Return the lines where the word "Signal" occurs.
--- Start of Available records ---
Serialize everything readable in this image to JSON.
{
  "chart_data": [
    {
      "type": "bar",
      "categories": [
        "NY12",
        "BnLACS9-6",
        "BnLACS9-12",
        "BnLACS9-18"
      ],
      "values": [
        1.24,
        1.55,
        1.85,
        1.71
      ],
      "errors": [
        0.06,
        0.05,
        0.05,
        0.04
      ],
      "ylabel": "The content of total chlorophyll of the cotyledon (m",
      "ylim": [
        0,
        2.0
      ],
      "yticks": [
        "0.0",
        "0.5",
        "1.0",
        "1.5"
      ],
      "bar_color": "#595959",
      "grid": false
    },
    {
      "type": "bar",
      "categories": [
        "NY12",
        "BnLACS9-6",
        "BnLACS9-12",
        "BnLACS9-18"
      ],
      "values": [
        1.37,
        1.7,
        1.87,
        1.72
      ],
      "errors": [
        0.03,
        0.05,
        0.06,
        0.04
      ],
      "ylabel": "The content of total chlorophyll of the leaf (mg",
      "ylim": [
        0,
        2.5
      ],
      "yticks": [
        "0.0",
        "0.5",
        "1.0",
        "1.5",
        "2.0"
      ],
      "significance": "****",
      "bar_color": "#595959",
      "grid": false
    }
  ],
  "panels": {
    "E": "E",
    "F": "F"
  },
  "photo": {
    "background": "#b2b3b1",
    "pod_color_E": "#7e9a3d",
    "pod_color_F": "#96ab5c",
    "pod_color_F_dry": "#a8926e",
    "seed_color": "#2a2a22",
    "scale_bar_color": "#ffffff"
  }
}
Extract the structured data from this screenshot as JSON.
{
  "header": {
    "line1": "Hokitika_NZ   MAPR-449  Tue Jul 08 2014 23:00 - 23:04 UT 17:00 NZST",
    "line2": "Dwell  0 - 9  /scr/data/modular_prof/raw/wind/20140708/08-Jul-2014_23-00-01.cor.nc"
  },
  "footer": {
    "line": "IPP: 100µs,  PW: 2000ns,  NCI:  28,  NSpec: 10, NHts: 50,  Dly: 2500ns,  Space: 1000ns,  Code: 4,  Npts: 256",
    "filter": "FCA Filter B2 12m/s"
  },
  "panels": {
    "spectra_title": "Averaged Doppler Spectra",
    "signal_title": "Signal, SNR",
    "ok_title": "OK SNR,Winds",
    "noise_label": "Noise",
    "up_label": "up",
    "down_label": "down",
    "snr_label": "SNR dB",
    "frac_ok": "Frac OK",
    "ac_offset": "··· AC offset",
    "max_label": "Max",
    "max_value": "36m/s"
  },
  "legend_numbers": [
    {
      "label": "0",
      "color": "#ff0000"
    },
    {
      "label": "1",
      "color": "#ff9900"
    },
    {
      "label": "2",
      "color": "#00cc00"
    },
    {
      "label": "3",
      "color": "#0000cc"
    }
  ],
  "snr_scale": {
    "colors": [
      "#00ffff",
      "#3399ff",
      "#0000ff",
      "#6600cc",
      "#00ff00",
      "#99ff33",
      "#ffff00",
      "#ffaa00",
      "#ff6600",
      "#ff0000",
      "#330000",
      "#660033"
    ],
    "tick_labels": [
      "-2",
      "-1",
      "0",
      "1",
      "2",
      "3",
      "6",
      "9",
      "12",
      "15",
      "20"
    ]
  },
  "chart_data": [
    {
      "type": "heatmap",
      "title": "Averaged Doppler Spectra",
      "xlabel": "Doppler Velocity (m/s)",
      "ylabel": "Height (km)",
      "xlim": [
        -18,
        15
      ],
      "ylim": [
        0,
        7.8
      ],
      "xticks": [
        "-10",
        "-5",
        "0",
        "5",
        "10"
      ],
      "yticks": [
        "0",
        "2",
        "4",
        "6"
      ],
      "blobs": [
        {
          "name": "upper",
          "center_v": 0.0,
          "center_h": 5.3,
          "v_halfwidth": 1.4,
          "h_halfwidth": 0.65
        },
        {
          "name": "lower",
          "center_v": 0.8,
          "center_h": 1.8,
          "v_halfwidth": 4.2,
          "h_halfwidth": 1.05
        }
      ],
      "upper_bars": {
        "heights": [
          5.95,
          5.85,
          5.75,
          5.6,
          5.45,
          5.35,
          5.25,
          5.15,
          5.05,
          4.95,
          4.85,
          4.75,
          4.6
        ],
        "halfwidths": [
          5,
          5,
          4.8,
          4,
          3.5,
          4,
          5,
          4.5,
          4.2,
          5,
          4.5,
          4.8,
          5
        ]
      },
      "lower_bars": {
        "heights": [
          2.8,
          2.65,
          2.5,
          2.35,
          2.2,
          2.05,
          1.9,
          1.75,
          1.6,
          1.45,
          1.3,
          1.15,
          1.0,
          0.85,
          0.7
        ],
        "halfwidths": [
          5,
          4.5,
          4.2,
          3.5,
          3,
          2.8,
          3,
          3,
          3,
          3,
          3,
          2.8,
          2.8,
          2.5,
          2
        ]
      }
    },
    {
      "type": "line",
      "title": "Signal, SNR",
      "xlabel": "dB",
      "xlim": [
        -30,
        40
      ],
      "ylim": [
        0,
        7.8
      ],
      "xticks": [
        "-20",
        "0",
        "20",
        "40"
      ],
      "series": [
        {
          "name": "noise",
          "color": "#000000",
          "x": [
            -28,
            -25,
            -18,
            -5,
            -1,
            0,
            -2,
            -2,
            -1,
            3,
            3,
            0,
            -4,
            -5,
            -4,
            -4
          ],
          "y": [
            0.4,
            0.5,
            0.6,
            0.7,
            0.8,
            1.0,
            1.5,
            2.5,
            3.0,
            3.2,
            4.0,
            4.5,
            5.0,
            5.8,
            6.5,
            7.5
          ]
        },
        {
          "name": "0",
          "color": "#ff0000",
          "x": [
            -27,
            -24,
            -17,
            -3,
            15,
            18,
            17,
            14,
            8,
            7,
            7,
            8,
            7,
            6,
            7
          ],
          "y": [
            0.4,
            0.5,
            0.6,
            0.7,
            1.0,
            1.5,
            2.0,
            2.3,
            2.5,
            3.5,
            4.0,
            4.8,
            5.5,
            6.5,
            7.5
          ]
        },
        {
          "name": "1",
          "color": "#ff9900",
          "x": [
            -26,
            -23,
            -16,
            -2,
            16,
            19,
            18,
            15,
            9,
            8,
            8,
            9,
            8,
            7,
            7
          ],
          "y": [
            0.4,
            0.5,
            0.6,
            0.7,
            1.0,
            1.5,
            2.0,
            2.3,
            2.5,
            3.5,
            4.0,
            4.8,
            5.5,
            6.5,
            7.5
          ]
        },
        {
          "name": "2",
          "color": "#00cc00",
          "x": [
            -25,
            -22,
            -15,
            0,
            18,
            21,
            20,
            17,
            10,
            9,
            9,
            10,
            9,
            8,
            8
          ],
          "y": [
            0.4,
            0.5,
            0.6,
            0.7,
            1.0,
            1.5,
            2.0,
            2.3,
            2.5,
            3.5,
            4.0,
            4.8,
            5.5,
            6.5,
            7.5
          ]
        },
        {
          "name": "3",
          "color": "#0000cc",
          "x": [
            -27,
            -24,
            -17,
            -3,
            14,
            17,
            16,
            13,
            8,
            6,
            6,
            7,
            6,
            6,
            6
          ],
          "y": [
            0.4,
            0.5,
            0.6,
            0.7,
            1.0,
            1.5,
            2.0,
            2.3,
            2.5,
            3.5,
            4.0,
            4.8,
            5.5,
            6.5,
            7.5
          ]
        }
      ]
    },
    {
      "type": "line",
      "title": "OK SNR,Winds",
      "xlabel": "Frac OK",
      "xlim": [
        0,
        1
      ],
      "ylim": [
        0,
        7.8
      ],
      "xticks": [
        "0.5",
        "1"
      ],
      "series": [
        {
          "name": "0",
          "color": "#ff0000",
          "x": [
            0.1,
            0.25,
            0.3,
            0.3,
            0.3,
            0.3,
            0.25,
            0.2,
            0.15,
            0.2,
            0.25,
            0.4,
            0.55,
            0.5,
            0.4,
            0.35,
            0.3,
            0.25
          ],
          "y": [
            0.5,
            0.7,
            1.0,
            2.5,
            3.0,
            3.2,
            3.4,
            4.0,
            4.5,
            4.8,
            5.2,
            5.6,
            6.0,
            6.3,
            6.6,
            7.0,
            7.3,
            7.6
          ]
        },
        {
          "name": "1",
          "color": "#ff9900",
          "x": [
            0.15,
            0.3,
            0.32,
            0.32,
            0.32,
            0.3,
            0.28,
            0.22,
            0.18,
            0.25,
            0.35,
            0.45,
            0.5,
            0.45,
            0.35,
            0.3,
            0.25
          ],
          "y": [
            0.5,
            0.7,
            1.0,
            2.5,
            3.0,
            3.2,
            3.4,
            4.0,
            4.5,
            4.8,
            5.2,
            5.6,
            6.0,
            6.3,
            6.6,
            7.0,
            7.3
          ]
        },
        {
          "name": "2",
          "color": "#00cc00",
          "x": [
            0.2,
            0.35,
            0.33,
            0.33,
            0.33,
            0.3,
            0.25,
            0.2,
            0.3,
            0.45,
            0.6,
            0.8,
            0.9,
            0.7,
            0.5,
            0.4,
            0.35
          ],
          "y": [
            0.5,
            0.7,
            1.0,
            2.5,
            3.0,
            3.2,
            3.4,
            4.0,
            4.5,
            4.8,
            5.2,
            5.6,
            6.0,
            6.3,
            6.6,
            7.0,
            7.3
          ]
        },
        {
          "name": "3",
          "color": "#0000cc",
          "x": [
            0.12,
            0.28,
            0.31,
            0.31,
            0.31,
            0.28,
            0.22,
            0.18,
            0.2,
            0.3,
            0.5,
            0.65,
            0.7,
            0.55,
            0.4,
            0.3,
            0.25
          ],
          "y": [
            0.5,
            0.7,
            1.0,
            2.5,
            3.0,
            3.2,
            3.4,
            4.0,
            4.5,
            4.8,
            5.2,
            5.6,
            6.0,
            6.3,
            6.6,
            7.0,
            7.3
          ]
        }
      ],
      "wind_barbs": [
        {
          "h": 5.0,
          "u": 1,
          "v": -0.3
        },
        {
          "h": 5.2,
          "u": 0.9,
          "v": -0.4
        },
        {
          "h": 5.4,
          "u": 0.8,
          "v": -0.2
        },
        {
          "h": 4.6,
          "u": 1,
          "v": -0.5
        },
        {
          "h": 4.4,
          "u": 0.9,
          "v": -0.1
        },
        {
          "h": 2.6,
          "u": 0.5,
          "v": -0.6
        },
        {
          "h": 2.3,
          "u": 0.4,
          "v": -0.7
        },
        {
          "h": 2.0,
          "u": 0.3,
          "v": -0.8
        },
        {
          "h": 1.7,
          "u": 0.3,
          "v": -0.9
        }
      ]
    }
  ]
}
--- End of Available records ---
_Exercise response_:
    "signal_title": "Signal, SNR",
      "title": "Signal, SNR",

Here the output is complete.